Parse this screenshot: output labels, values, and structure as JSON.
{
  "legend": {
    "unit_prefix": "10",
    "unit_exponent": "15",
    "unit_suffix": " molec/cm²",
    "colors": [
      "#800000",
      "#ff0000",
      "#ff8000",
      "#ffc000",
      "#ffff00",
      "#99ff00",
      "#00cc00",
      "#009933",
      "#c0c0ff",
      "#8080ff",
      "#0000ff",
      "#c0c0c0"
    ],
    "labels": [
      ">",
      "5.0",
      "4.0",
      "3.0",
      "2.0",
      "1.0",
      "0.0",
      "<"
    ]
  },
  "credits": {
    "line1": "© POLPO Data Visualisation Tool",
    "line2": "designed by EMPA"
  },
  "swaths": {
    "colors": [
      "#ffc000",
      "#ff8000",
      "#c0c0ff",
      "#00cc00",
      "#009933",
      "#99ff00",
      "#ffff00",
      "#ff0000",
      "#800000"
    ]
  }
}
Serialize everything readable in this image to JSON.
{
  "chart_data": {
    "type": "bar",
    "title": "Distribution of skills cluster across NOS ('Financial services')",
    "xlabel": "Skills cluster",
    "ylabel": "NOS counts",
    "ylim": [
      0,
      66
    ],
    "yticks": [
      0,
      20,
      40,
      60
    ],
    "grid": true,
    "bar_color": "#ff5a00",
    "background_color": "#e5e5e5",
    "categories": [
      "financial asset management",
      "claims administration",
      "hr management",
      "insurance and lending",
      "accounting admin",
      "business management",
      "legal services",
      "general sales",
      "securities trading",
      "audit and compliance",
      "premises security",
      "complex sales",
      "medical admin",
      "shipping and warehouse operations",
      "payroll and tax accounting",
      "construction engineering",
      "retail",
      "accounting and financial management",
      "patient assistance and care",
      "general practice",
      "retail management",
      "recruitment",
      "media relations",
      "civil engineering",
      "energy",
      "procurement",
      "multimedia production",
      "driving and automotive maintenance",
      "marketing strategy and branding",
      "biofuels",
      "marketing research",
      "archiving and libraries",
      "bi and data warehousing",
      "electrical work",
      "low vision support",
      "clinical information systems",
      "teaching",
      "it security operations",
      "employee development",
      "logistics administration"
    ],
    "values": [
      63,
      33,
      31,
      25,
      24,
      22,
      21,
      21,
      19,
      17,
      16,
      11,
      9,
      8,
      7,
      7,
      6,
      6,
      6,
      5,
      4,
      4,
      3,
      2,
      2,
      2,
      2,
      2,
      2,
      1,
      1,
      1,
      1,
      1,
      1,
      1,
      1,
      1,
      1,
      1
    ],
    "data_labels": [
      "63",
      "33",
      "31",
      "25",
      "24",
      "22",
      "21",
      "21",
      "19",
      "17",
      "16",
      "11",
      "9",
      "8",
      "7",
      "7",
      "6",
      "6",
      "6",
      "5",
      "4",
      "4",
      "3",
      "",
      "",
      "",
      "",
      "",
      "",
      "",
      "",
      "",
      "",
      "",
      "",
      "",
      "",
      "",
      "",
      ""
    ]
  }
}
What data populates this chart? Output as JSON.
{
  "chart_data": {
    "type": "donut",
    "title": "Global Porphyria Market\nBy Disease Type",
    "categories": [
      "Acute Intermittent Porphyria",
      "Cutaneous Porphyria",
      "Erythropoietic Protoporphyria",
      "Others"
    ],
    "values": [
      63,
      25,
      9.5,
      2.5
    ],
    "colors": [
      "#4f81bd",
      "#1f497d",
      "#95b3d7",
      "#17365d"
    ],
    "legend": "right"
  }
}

#####

WHAT IS EXPECTED: Output the entries exactly.

TASK SOLUTION:
Parse this screenshot: output labels, values, and structure as JSON.
{
  "legend": {
    "unit_prefix": "10",
    "unit_exponent": "15",
    "unit_suffix": " molec/cm²",
    "colors": [
      "#800000",
      "#ff0000",
      "#ff8000",
      "#ffc000",
      "#ffff00",
      "#99ff00",
      "#00cc00",
      "#009933",
      "#c0c0ff",
      "#8080ff",
      "#0000ff",
      "#c0c0c0"
    ],
    "labels": [
      ">",
      "5.0",
      "4.0",
      "3.0",
      "2.0",
      "1.0",
      "0.0",
      "<"
    ]
  },
  "credits": {
    "line1": "© POLPO Data Visualisation Tool",
    "line2": "designed by EMPA"
  },
  "swaths": {
    "colors": [
      "#ffc000",
      "#ff8000",
      "#c0c0ff",
      "#00cc00",
      "#009933",
      "#99ff00",
      "#ffff00",
      "#ff0000",
      "#800000"
    ]
  }
}
Serialize everything readable in this image to JSON.
{
  "chart_data": {
    "type": "bar",
    "title": "Distribution of skills cluster across NOS ('Financial services')",
    "xlabel": "Skills cluster",
    "ylabel": "NOS counts",
    "ylim": [
      0,
      66
    ],
    "yticks": [
      0,
      20,
      40,
      60
    ],
    "grid": true,
    "bar_color": "#ff5a00",
    "background_color": "#e5e5e5",
    "categories": [
      "financial asset management",
      "claims administration",
      "hr management",
      "insurance and lending",
      "accounting admin",
      "business management",
      "legal services",
      "general sales",
      "securities trading",
      "audit and compliance",
      "premises security",
      "complex sales",
      "medical admin",
      "shipping and warehouse operations",
      "payroll and tax accounting",
      "construction engineering",
      "retail",
      "accounting and financial management",
      "patient assistance and care",
      "general practice",
      "retail management",
      "recruitment",
      "media relations",
      "civil engineering",
      "energy",
      "procurement",
      "multimedia production",
      "driving and automotive maintenance",
      "marketing strategy and branding",
      "biofuels",
      "marketing research",
      "archiving and libraries",
      "bi and data warehousing",
      "electrical work",
      "low vision support",
      "clinical information systems",
      "teaching",
      "it security operations",
      "employee development",
      "logistics administration"
    ],
    "values": [
      63,
      33,
      31,
      25,
      24,
      22,
      21,
      21,
      19,
      17,
      16,
      11,
      9,
      8,
      7,
      7,
      6,
      6,
      6,
      5,
      4,
      4,
      3,
      2,
      2,
      2,
      2,
      2,
      2,
      1,
      1,
      1,
      1,
      1,
      1,
      1,
      1,
      1,
      1,
      1
    ],
    "data_labels": [
      "63",
      "33",
      "31",
      "25",
      "24",
      "22",
      "21",
      "21",
      "19",
      "17",
      "16",
      "11",
      "9",
      "8",
      "7",
      "7",
      "6",
      "6",
      "6",
      "5",
      "4",
      "4",
      "3",
      "",
      "",
      "",
      "",
      "",
      "",
      "",
      "",
      "",
      "",
      "",
      "",
      "",
      "",
      "",
      "",
      ""
    ]
  }
}
What data populates this chart? Output as JSON.
{
  "chart_data": {
    "type": "donut",
    "title": "Global Porphyria Market\nBy Disease Type",
    "categories": [
      "Acute Intermittent Porphyria",
      "Cutaneous Porphyria",
      "Erythropoietic Protoporphyria",
      "Others"
    ],
    "values": [
      63,
      25,
      9.5,
      2.5
    ],
    "colors": [
      "#4f81bd",
      "#1f497d",
      "#95b3d7",
      "#17365d"
    ],
    "legend": "right"
  }
}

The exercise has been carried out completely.